What to work on:
Return only the number of lines in the entries below that hold the word "Inputs".
+++ Data +++
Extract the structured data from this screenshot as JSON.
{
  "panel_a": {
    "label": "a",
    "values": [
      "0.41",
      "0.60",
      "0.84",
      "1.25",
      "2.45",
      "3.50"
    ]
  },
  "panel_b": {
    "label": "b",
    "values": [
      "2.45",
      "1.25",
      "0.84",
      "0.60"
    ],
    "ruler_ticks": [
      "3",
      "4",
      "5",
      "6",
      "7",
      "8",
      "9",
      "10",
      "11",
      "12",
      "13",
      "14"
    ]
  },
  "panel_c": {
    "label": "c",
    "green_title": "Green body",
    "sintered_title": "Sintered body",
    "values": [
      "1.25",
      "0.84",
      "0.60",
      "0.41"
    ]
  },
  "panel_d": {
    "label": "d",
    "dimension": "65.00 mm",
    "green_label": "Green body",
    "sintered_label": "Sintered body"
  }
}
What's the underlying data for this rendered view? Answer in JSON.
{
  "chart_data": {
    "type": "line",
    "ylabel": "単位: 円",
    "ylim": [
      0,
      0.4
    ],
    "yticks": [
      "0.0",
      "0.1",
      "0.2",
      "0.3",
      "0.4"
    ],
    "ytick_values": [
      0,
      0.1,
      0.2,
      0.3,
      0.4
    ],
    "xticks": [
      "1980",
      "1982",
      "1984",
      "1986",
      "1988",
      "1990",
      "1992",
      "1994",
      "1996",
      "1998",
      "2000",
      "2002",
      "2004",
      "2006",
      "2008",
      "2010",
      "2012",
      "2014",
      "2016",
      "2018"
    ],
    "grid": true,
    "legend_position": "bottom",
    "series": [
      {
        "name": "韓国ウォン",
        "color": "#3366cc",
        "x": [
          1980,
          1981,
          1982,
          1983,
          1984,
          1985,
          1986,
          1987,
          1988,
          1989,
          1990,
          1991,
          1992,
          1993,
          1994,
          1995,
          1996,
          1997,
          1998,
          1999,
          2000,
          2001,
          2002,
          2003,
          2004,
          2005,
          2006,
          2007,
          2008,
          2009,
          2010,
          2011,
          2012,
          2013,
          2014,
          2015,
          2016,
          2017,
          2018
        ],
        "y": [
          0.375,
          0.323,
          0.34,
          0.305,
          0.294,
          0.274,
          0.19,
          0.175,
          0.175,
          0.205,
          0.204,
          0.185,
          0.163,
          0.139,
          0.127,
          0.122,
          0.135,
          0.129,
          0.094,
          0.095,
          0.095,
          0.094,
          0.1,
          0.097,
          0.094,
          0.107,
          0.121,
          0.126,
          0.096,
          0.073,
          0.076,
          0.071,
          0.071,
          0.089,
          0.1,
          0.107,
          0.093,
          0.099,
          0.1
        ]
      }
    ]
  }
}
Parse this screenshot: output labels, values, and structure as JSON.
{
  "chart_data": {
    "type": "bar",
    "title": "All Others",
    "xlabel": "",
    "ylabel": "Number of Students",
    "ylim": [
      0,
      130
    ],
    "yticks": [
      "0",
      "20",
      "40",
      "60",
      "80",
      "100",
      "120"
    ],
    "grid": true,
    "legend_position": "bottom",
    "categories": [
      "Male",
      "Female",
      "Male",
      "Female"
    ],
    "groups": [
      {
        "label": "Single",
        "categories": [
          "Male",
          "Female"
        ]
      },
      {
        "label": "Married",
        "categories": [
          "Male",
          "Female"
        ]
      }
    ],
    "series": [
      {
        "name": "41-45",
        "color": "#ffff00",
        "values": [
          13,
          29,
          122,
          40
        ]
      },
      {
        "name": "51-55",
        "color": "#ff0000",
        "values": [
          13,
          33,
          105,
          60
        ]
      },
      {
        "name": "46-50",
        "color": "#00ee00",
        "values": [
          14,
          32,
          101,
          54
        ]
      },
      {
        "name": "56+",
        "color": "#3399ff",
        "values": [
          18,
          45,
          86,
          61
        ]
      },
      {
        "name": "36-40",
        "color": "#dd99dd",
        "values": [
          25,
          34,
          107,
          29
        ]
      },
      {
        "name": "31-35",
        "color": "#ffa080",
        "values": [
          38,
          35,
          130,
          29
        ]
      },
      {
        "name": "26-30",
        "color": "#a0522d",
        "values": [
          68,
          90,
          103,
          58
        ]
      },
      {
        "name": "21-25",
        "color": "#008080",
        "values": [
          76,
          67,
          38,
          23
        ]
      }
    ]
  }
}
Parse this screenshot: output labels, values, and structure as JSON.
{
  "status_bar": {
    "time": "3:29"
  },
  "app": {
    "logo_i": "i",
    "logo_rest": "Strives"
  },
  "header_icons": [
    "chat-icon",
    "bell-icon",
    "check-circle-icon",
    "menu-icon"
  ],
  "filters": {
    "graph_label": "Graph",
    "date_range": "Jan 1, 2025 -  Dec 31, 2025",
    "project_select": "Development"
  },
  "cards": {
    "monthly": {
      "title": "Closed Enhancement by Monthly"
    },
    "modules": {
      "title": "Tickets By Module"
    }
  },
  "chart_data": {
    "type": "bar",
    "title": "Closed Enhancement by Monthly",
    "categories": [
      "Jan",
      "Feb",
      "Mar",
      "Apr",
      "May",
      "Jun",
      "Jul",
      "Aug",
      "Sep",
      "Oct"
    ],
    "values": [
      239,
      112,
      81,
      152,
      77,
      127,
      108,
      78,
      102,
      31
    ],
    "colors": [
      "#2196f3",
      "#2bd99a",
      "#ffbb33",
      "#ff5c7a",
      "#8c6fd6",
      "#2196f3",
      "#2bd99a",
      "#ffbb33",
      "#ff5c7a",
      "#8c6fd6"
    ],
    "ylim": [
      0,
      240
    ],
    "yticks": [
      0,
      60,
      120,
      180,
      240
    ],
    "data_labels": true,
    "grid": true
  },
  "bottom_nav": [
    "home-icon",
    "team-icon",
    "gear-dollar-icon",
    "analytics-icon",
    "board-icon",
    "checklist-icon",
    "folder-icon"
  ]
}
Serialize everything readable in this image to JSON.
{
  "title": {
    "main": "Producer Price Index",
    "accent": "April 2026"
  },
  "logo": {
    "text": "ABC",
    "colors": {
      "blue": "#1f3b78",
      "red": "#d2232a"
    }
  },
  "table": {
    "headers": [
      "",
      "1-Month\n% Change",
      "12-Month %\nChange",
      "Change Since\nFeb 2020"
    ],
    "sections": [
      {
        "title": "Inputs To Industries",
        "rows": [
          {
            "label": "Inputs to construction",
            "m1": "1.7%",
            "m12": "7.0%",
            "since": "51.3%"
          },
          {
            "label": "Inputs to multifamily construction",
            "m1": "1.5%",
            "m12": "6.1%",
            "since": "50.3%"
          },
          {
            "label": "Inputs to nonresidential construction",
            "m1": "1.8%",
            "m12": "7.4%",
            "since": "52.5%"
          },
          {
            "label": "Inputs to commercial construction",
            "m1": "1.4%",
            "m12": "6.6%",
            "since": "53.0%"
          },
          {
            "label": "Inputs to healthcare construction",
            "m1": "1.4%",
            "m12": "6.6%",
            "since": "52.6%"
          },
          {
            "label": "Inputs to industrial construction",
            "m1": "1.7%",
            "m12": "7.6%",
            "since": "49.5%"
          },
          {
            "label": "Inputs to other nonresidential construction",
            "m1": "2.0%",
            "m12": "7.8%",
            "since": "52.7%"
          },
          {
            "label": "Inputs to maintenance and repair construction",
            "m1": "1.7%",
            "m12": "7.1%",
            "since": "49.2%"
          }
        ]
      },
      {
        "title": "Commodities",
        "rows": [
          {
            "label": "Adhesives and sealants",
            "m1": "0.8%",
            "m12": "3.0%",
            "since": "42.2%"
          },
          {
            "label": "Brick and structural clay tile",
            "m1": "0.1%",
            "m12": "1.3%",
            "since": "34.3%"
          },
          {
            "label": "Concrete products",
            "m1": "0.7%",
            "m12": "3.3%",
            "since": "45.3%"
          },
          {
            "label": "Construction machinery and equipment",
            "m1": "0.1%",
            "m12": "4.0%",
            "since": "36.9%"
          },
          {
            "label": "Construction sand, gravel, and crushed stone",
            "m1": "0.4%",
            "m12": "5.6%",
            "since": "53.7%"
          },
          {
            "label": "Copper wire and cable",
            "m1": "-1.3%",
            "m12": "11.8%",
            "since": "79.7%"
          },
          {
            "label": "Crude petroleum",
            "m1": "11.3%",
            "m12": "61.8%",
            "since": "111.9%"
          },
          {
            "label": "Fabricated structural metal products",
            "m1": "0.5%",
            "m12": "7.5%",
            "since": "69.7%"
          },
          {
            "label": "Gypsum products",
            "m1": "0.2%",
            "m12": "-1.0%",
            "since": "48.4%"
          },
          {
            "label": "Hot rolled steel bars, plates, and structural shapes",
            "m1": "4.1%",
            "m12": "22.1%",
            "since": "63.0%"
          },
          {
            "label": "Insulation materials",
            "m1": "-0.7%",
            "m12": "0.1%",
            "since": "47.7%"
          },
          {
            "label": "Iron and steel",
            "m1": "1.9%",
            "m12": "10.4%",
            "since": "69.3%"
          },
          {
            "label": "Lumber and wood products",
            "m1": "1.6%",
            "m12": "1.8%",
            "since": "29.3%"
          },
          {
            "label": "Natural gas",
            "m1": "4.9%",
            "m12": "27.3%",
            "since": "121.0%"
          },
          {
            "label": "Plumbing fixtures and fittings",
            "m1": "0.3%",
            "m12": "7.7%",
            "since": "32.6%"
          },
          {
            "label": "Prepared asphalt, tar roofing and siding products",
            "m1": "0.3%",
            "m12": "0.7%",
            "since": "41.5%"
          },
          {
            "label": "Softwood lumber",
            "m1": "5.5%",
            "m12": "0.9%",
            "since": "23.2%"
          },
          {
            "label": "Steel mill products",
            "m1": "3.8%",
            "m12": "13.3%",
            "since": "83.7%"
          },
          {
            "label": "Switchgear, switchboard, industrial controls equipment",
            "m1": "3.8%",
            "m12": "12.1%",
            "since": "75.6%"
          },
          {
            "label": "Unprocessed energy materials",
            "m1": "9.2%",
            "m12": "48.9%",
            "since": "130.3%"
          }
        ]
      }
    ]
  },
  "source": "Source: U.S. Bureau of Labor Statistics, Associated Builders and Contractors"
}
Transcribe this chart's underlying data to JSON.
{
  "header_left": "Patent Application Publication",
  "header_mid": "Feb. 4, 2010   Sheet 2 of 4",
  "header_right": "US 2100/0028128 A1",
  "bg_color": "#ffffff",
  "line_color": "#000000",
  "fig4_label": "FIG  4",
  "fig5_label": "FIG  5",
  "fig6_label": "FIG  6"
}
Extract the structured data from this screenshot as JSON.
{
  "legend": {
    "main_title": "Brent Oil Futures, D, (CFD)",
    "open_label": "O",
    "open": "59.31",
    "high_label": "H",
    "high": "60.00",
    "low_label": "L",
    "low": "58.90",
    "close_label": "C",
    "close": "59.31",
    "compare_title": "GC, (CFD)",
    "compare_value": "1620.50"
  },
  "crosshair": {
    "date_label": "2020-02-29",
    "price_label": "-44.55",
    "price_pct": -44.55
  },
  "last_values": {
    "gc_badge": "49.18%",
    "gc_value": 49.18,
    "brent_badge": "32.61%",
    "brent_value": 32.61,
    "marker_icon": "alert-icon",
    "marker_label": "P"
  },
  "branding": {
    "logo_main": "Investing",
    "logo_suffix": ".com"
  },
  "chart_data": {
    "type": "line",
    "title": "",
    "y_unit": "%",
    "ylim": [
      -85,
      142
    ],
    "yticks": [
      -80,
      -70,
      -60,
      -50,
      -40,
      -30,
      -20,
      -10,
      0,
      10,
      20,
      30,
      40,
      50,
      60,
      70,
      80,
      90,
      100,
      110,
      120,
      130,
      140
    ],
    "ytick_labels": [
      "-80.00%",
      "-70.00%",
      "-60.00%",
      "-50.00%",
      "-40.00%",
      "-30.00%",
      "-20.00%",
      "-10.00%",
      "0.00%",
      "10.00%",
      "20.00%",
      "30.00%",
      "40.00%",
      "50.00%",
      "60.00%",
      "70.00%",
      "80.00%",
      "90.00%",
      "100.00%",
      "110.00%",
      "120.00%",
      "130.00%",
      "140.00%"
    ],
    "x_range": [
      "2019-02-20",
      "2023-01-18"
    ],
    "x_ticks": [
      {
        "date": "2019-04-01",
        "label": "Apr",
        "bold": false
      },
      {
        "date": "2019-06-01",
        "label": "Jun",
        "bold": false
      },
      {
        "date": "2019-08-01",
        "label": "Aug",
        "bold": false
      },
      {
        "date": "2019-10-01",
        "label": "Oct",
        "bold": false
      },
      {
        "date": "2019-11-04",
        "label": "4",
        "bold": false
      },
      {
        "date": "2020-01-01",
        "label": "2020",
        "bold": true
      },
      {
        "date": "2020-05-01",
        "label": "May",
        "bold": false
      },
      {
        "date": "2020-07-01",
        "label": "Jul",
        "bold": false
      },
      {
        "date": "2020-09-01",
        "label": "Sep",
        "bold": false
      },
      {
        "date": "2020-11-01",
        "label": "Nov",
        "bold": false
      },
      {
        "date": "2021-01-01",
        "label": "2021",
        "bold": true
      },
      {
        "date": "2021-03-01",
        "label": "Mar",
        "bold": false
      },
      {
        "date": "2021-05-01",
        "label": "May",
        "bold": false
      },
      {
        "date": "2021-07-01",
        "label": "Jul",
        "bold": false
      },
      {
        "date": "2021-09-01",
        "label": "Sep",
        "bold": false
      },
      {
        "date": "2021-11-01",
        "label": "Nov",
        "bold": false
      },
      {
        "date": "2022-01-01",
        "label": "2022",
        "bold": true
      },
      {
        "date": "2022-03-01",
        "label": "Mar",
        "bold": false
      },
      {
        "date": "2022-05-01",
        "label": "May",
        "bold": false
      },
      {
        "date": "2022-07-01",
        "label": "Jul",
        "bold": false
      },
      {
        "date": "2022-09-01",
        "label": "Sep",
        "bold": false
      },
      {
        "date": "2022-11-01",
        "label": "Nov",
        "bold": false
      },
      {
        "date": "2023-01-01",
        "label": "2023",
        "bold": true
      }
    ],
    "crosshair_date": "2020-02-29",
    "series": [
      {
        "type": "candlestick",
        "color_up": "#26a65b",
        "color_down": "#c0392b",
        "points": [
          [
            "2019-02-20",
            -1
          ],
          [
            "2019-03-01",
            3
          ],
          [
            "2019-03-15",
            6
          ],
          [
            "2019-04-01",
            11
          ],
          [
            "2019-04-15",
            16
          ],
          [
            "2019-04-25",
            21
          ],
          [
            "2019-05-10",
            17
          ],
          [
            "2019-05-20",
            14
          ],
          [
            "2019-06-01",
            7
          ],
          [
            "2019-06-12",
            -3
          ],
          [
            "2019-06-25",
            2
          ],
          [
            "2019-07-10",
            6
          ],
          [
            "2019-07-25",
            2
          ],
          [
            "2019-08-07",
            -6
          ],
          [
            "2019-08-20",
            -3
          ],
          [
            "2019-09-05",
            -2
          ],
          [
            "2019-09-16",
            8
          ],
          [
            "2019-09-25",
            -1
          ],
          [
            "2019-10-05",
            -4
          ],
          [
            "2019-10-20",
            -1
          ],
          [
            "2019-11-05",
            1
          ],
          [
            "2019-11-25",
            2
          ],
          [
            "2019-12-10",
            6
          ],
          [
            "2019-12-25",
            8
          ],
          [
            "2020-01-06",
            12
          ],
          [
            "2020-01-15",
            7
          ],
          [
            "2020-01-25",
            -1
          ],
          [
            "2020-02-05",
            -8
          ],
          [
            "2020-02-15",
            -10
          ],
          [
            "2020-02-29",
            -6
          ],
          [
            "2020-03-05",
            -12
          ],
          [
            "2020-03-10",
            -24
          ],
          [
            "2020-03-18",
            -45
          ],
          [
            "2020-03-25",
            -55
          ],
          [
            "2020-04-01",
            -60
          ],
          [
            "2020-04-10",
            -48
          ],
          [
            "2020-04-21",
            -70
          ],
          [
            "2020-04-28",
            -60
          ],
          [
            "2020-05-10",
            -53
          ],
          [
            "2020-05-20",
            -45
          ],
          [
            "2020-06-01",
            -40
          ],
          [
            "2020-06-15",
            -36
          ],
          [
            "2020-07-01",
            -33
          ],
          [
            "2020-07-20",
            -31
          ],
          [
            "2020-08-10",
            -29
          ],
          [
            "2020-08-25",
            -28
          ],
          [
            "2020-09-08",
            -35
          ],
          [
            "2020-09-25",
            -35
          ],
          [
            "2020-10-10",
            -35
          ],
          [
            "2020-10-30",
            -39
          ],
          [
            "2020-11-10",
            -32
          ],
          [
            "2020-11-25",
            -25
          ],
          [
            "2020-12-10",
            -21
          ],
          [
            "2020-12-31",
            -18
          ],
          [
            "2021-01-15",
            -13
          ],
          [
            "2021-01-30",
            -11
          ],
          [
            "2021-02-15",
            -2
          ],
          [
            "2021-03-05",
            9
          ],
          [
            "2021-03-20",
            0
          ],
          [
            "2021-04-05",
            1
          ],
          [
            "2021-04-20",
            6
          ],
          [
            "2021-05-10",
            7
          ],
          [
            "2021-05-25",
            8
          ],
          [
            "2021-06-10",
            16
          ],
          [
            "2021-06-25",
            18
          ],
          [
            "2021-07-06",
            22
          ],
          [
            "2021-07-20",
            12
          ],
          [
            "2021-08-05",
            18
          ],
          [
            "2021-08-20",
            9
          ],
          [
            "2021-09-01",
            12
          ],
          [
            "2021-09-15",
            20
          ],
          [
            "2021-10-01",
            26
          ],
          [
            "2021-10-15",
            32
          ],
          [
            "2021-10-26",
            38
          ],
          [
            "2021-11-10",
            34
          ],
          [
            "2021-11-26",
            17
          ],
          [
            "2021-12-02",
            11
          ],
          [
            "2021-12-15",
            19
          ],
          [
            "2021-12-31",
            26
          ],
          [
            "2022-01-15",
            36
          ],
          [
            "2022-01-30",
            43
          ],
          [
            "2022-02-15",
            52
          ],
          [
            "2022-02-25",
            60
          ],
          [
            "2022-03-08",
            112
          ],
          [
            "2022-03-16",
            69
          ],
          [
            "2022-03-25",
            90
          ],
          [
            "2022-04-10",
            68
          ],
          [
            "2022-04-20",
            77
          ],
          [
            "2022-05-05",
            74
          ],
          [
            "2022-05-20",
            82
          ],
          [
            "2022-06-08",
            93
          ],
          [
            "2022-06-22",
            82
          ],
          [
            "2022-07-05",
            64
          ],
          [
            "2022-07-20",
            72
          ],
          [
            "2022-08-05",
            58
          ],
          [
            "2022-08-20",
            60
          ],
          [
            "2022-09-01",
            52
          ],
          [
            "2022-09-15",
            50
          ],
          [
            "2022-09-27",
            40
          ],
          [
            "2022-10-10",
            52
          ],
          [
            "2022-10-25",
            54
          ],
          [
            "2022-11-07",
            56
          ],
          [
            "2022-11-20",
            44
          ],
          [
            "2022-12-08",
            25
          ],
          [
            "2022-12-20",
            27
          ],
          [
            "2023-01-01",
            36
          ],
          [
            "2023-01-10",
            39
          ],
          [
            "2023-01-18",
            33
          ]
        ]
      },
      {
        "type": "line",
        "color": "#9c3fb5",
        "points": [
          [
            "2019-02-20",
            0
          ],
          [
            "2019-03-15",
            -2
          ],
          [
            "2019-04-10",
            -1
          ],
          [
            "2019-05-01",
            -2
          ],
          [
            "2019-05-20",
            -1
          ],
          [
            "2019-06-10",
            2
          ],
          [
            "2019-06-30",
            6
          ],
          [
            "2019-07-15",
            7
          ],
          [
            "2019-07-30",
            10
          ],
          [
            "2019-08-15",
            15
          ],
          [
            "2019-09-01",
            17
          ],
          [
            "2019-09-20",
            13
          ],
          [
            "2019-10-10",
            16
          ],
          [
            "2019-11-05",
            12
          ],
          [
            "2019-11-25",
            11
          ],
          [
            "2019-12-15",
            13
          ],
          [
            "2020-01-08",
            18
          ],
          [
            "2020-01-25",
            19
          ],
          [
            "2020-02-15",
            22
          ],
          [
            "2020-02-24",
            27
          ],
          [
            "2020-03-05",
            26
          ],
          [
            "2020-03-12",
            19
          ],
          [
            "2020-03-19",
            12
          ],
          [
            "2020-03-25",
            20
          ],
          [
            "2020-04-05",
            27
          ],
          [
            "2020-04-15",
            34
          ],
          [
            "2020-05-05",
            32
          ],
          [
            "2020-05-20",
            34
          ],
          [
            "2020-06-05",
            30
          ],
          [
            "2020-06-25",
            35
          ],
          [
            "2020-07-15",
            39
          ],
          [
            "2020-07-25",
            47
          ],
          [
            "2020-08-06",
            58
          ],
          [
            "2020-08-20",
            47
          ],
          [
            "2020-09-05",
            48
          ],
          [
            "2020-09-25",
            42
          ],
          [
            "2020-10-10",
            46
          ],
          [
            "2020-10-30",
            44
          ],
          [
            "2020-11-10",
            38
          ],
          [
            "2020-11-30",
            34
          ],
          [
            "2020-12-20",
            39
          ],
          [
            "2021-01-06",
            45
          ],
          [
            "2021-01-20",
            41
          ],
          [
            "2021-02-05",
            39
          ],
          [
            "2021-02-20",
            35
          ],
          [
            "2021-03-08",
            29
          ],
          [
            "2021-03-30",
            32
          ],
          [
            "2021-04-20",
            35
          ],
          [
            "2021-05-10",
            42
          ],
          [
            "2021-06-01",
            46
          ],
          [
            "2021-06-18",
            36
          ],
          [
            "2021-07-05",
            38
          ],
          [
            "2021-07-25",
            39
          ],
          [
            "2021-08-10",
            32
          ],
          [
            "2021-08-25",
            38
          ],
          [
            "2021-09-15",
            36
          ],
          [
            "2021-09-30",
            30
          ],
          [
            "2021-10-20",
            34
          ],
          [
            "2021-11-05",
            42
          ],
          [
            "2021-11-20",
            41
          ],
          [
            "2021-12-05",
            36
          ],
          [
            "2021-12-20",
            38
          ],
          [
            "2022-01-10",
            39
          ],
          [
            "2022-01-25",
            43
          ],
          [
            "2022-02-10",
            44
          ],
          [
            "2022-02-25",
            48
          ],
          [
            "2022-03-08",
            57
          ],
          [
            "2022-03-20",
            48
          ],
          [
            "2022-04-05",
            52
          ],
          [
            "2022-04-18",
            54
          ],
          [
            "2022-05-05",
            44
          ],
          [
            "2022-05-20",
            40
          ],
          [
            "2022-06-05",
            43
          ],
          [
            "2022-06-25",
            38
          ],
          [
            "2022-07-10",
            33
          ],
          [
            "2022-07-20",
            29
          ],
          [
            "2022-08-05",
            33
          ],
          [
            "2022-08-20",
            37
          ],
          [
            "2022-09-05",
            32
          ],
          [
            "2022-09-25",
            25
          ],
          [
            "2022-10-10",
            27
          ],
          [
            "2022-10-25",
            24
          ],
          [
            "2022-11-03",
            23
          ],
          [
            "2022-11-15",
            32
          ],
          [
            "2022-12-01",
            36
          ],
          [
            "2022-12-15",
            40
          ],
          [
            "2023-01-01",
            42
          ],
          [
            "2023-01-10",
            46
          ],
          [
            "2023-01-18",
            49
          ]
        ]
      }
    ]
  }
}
+++
The reply:
9